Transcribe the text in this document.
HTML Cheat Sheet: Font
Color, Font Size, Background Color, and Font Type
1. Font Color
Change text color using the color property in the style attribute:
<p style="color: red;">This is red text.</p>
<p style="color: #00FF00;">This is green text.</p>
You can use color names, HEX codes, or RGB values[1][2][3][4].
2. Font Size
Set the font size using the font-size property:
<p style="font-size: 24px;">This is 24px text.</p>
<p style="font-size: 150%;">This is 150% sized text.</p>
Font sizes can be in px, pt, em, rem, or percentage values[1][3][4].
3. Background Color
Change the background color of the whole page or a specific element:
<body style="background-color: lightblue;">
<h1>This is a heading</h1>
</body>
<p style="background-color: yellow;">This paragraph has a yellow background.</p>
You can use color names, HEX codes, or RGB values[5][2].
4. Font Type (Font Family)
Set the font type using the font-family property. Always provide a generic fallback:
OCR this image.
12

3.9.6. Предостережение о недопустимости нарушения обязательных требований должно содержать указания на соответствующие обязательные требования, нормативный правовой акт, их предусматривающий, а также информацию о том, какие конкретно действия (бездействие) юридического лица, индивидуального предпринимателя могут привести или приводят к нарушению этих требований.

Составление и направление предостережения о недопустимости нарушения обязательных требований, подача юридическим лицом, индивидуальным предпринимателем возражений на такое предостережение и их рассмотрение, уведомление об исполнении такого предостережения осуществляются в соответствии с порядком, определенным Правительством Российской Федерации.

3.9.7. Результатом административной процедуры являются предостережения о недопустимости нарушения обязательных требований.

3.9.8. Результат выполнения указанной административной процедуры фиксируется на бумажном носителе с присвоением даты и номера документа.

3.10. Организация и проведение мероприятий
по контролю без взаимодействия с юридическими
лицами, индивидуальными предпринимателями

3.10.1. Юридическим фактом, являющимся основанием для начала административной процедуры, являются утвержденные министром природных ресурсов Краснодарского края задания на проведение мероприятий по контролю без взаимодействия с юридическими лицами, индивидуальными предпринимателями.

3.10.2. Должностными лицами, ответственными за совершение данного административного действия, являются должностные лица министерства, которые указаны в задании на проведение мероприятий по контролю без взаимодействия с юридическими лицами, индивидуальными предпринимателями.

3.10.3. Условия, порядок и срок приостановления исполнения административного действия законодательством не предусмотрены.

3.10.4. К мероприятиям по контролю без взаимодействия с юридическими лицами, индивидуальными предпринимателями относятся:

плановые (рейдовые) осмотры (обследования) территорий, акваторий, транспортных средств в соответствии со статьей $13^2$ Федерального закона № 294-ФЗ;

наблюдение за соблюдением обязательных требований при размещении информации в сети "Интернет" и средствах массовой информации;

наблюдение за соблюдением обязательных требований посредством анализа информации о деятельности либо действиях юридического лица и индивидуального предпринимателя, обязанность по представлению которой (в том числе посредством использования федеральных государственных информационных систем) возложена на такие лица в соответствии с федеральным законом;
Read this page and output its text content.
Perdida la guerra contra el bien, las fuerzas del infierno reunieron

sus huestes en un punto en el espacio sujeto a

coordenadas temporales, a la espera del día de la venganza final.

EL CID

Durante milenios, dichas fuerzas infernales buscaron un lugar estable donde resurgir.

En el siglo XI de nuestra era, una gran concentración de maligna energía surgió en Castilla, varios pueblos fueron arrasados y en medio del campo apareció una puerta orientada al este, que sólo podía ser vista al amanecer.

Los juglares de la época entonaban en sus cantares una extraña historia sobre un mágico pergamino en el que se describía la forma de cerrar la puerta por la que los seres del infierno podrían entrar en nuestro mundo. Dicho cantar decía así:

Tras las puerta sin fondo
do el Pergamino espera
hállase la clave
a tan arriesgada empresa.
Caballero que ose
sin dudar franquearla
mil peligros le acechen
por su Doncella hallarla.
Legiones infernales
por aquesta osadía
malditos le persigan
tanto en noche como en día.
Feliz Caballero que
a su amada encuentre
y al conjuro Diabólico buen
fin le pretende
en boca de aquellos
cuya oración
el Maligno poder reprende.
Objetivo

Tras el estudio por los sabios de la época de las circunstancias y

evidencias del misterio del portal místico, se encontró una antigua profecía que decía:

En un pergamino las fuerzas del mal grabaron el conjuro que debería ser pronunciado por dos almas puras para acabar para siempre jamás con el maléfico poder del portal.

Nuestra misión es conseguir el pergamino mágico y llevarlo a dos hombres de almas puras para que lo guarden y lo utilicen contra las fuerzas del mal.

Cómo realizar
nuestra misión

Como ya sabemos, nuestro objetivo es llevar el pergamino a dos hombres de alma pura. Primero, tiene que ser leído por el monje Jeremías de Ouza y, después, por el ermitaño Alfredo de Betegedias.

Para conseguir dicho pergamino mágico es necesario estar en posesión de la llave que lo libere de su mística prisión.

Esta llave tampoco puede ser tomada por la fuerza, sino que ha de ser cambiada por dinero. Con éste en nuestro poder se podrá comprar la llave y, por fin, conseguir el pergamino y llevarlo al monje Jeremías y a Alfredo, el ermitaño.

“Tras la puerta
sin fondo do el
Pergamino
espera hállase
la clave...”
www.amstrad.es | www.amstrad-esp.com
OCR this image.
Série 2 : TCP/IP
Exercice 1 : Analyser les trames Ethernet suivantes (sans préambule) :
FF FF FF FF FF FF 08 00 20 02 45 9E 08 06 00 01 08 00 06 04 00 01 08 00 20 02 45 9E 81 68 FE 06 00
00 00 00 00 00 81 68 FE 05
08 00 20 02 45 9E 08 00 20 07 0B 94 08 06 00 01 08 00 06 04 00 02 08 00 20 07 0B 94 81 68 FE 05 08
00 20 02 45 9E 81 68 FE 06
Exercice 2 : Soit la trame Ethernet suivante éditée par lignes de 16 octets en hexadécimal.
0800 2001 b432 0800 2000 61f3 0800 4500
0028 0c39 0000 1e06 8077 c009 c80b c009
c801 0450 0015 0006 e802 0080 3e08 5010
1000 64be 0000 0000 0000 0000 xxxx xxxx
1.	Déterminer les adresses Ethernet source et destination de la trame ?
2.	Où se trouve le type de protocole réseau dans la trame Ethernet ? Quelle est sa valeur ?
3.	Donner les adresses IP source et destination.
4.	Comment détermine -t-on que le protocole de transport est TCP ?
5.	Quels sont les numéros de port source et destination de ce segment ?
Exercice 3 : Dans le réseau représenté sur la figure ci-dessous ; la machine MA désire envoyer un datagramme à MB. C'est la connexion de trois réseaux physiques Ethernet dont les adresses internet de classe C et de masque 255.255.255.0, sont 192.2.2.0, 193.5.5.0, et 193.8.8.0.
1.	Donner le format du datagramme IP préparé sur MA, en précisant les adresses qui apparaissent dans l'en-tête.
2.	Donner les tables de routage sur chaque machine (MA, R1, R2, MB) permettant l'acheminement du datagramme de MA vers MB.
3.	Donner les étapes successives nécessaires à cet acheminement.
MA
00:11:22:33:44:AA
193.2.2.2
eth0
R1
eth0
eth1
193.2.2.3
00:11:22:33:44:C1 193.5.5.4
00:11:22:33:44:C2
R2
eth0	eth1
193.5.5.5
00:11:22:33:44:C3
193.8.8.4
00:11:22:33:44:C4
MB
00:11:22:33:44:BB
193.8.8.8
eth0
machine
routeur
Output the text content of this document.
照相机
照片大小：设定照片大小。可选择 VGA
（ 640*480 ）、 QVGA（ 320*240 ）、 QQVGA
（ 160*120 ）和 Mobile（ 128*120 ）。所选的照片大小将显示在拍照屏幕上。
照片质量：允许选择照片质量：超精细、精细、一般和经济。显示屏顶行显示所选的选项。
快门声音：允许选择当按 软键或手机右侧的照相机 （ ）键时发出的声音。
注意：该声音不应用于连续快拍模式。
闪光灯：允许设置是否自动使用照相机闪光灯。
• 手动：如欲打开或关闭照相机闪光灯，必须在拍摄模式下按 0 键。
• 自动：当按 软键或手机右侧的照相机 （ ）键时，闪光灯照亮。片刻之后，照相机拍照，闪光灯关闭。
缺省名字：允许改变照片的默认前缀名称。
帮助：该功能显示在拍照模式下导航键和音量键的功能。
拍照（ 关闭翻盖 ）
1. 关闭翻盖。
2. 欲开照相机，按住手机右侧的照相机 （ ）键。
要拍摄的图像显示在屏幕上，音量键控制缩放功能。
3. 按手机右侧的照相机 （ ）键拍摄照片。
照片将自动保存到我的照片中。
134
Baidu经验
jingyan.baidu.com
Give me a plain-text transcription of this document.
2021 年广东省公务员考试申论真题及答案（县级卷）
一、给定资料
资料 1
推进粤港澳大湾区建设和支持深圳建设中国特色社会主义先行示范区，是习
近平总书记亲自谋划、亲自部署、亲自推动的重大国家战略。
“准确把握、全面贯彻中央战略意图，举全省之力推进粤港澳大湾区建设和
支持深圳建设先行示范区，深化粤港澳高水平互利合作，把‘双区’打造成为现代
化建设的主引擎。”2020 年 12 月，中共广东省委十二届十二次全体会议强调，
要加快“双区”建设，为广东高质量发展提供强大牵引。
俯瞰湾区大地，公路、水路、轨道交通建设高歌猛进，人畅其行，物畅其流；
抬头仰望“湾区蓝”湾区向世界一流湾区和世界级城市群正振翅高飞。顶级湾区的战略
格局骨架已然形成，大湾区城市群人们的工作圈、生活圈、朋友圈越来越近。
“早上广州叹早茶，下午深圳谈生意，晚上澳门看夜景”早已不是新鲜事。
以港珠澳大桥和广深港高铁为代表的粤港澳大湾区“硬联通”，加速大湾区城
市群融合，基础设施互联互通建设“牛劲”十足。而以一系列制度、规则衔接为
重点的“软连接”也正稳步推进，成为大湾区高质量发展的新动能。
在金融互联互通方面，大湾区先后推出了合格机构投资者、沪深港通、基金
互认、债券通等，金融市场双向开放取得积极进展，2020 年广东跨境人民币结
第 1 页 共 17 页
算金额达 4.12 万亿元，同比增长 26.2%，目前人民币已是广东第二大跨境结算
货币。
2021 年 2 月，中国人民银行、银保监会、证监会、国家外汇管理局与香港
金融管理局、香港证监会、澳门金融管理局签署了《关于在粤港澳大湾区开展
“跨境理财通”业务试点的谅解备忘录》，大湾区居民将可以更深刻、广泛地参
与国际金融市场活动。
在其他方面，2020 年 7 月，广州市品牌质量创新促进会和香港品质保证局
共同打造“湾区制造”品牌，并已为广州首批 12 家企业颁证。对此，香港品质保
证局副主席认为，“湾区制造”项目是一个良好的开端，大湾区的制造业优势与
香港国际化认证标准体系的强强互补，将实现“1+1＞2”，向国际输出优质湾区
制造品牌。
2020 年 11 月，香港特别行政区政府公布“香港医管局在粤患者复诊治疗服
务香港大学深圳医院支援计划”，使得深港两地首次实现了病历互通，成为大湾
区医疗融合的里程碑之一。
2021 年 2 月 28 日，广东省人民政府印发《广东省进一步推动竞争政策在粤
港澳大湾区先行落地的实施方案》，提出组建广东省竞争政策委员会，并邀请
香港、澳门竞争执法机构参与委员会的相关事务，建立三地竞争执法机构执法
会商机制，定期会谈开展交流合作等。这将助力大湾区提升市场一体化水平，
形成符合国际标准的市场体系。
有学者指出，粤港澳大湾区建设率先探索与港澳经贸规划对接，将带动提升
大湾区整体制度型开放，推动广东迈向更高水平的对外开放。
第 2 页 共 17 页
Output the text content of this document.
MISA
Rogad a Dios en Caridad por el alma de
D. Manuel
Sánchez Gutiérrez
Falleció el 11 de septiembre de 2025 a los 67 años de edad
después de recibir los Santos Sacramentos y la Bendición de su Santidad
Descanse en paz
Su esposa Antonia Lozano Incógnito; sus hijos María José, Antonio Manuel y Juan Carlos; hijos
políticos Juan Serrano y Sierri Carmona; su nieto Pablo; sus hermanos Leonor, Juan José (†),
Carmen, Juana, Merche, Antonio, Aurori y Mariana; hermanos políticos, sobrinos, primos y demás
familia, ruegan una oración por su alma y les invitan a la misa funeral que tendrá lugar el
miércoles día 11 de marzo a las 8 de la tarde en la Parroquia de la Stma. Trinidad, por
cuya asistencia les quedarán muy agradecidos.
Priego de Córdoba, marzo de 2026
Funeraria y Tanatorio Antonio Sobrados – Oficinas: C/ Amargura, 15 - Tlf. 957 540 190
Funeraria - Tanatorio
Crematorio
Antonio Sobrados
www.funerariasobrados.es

Aim of the task –
Show every line above in which the word "document" occurs.

Full solution –
Transcribe the text in this document.
Output the text content of this document.
Give me a plain-text transcription of this document.
Output the text content of this document.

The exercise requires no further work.